[Data items]
# # # #
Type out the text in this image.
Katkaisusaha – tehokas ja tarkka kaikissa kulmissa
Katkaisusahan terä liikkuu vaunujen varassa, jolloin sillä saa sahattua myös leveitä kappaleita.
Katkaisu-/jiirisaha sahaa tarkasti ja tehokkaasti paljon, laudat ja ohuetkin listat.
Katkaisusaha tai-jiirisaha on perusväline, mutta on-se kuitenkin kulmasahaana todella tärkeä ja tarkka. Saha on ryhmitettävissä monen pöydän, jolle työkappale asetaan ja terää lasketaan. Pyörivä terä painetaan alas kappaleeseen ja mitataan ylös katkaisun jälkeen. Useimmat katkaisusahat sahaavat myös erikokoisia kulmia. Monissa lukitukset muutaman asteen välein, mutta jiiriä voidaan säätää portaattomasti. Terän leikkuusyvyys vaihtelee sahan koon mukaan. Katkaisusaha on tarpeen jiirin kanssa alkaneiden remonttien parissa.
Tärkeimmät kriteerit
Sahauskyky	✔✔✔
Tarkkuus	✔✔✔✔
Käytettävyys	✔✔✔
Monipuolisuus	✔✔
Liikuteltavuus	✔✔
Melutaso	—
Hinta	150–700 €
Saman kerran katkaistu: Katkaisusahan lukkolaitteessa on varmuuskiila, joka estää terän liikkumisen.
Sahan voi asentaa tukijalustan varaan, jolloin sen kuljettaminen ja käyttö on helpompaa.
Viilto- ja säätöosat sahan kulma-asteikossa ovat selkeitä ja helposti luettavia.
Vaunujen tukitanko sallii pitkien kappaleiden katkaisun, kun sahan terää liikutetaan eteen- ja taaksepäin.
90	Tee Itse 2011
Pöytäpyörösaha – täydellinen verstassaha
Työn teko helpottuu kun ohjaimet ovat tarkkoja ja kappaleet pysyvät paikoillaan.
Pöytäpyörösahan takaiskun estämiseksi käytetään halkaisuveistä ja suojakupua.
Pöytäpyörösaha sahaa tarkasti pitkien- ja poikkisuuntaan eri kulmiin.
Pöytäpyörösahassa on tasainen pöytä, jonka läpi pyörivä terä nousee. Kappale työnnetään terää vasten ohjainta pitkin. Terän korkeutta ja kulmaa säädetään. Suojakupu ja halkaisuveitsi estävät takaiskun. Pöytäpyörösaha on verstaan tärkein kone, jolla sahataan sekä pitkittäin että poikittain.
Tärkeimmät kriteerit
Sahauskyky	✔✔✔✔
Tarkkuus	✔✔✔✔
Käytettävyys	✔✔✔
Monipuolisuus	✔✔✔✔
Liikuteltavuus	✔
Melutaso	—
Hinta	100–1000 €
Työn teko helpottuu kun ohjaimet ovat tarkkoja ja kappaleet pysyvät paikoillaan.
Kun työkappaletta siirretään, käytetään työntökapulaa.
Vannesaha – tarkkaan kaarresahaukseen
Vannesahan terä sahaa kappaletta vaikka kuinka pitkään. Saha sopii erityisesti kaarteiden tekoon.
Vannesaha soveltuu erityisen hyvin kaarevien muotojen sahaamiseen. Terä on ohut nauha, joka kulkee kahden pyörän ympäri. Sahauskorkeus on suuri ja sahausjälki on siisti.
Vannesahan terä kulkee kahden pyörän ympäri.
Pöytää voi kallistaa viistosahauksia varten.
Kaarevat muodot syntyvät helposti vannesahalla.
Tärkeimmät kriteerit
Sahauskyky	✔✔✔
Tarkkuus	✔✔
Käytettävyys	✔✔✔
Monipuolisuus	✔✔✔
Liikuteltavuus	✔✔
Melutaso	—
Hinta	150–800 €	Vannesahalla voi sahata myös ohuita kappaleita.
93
# # # #
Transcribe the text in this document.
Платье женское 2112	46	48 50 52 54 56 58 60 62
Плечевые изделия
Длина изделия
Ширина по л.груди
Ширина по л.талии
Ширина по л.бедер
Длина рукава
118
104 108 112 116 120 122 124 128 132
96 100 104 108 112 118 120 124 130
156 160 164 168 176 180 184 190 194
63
# # # #
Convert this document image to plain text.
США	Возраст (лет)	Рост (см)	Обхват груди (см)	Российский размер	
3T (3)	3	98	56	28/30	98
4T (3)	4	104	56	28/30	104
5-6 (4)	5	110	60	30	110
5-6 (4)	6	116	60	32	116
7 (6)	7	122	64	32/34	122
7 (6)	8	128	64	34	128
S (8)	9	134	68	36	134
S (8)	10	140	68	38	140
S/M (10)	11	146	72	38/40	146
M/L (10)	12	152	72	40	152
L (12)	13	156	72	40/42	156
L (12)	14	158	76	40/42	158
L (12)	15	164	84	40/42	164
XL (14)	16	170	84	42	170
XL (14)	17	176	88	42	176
# # # #
THE EXERCISE:
Show, from the material above, each line that includes the string "kappaleita".

THE RESPONSE:
Katkaisusahan terä liikkuu vaunujen varassa, jolloin sillä saa sahattua myös leveitä kappaleita.
Hinta	150–800 €	Vannesahalla voi sahata myös ohuita kappaleita.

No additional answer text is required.